To be done –
Where a line contains the string "name", copy that line.

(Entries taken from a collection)
◇ ◇ ◇ ◇ ◇ ◇ ◇
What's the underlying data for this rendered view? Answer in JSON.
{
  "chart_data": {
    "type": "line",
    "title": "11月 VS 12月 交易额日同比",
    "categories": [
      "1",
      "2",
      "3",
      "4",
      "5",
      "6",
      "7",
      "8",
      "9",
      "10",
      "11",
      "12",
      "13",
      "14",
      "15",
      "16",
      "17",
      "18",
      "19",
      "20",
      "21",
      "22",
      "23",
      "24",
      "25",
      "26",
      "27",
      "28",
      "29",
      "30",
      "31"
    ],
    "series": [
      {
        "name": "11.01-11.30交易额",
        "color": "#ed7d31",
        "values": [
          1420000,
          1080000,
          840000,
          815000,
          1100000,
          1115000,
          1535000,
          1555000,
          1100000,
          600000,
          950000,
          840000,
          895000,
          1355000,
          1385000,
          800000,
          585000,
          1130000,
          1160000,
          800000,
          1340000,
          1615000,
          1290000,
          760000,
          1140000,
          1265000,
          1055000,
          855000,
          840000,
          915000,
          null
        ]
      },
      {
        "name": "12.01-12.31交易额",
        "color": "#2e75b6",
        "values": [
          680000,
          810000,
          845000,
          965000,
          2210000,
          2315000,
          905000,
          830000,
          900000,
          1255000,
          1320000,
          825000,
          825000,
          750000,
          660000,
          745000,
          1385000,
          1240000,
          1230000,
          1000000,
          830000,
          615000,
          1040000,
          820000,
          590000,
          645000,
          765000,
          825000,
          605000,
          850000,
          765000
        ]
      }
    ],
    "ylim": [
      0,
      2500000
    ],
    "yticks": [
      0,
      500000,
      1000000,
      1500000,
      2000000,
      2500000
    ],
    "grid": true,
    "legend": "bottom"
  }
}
◇ ◇ ◇ ◇ ◇ ◇ ◇
Exercise result –
        "name": "11.01-11.30交易额",
        "name": "12.01-12.31交易额",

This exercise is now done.